For the records that follow, return only the count of lines containing the string "Html".
[Start ENTRIES SHOWN]
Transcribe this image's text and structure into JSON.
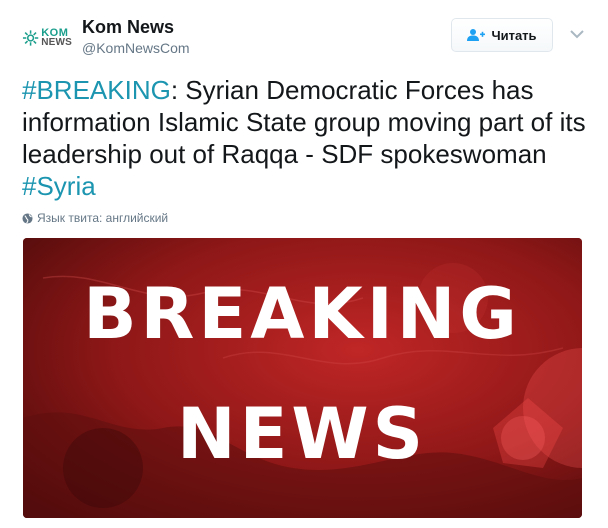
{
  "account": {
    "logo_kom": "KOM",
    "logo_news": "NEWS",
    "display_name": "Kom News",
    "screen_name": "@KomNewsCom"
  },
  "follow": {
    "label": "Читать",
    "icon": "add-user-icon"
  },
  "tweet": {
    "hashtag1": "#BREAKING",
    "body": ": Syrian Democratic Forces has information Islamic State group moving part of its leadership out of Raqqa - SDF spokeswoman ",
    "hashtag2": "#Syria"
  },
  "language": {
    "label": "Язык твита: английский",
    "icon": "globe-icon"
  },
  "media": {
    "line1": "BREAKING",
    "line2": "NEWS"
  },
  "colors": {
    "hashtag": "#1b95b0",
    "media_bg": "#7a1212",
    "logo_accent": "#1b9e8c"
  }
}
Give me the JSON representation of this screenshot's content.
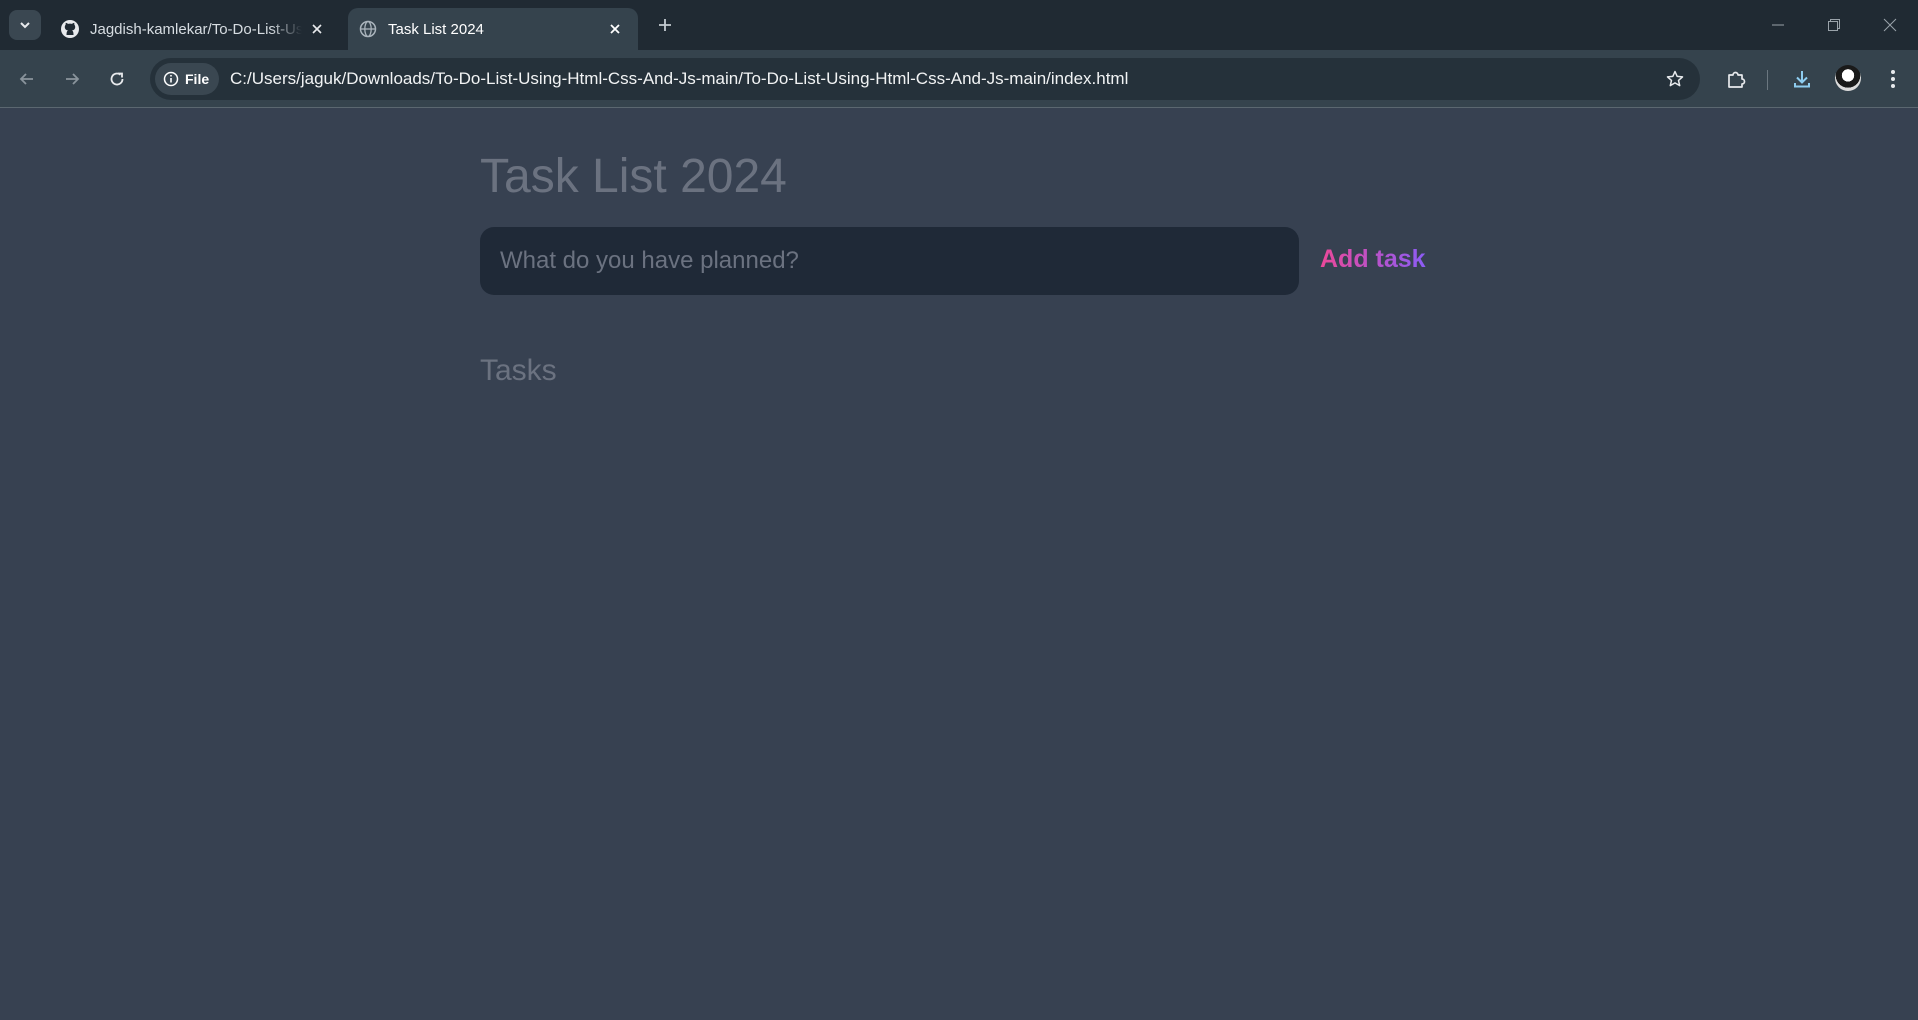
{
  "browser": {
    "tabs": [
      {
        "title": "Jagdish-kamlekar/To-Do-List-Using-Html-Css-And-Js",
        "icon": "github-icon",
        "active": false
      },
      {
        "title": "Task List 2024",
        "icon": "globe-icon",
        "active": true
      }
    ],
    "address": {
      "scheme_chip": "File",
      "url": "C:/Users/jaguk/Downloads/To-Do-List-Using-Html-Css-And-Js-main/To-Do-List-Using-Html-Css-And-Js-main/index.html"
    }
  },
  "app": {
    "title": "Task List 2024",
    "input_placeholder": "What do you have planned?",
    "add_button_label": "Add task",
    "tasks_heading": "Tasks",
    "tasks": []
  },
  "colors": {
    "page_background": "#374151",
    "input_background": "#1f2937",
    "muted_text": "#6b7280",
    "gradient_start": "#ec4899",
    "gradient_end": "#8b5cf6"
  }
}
[End ENTRIES SHOWN]
[Start ENTRIES SHOWN]
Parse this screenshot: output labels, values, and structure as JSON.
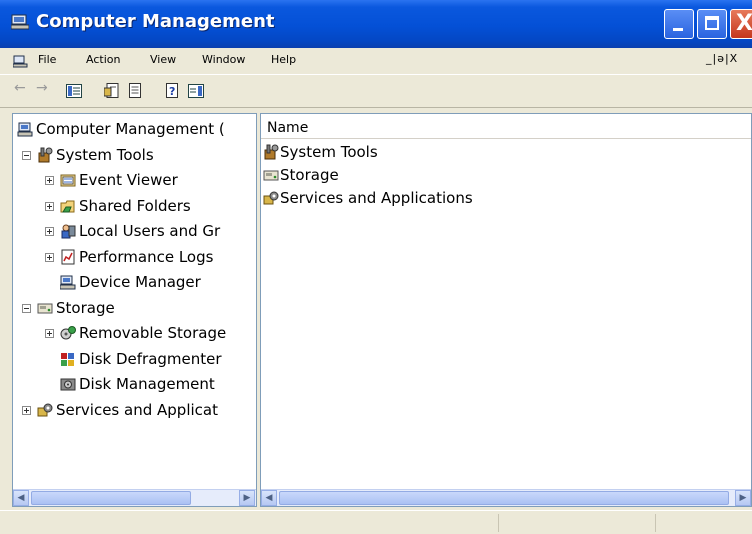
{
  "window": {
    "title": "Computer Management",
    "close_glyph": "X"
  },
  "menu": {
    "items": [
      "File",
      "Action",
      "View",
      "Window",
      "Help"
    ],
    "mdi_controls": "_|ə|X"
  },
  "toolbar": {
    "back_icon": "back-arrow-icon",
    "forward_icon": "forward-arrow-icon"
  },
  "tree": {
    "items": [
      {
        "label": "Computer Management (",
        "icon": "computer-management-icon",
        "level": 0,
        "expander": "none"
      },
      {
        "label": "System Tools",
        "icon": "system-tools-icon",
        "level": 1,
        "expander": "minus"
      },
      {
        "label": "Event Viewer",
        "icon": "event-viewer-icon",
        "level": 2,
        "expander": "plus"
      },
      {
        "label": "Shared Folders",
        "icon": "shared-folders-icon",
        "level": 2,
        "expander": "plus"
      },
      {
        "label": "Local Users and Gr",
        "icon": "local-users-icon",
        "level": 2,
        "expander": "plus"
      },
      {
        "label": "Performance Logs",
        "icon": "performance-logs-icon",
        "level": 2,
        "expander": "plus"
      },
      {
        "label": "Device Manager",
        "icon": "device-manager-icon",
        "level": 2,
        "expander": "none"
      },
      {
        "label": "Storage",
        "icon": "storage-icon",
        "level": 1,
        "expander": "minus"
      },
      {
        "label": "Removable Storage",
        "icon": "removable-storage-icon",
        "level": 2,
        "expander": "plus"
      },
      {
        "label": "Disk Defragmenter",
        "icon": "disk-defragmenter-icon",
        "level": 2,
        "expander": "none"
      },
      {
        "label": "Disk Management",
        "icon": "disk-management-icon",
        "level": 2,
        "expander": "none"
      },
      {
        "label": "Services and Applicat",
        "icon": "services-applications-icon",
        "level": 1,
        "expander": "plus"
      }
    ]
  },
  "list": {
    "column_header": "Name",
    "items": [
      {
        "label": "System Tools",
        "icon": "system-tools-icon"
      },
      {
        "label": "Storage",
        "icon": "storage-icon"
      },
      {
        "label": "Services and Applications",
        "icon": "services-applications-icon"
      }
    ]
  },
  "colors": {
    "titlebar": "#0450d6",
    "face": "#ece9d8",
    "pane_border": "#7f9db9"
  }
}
[End ENTRIES SHOWN]
[Start ENTRIES SHOWN]
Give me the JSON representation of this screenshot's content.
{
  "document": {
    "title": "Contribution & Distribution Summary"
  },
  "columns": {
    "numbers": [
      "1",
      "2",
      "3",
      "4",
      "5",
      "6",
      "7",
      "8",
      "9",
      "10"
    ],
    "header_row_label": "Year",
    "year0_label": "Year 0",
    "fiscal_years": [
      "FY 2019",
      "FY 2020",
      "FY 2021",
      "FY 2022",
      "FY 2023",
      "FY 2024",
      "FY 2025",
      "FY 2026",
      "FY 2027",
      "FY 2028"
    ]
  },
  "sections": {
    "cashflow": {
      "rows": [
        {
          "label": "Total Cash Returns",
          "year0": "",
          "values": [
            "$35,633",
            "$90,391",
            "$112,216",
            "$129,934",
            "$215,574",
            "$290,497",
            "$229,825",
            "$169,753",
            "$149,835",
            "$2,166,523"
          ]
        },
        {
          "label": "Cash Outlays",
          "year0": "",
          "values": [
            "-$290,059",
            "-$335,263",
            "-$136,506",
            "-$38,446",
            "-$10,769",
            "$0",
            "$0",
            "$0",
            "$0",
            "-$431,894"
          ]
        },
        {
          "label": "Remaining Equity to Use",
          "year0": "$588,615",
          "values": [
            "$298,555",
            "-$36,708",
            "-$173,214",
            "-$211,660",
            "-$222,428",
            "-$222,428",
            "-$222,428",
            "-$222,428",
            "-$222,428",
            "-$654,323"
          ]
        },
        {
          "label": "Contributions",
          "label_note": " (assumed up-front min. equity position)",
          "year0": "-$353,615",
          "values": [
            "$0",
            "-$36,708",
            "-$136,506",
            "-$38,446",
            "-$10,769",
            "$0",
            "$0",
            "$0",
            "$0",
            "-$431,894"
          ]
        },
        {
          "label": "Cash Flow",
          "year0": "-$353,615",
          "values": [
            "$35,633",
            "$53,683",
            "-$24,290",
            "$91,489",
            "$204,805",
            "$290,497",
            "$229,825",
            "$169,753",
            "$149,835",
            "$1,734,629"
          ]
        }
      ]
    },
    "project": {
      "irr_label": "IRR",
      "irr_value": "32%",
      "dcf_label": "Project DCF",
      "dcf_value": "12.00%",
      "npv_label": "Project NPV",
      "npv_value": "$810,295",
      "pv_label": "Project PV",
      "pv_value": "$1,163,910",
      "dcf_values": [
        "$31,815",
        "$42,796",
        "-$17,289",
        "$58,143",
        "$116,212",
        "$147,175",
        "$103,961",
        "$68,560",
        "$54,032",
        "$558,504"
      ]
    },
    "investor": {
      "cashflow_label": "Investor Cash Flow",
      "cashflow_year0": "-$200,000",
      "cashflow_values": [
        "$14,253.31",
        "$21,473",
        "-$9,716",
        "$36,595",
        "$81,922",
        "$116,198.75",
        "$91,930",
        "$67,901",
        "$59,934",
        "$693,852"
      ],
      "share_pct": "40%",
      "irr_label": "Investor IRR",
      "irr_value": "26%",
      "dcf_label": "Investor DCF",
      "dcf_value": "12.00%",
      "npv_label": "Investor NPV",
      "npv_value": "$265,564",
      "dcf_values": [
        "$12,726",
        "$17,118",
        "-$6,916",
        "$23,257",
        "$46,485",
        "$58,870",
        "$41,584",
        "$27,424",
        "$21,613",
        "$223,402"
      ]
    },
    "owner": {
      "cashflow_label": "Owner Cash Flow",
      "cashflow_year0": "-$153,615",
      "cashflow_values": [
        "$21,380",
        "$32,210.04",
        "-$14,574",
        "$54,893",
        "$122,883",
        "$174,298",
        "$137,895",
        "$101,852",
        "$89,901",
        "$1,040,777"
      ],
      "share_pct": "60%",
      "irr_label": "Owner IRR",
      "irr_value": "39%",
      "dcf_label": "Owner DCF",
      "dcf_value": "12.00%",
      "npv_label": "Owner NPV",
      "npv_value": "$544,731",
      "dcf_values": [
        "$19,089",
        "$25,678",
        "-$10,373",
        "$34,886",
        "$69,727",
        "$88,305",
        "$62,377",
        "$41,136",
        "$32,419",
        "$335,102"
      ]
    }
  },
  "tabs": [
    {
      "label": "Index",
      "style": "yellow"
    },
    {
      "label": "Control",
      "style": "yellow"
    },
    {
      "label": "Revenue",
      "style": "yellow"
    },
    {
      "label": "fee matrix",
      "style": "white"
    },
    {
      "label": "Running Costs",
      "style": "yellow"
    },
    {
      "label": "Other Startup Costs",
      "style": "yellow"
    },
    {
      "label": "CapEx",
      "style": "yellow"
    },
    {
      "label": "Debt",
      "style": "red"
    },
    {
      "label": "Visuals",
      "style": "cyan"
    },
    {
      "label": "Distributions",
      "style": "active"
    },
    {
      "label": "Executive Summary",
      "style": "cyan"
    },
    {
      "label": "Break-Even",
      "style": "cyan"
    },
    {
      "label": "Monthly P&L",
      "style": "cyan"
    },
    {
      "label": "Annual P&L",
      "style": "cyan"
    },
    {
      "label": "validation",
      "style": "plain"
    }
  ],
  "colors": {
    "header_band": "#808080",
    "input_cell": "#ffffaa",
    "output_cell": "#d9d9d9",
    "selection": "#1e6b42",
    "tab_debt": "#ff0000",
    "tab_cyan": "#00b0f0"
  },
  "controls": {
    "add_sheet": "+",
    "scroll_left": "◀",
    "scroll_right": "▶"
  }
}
[End ENTRIES SHOWN]
[RESULT OF THIS EXERCISE] 2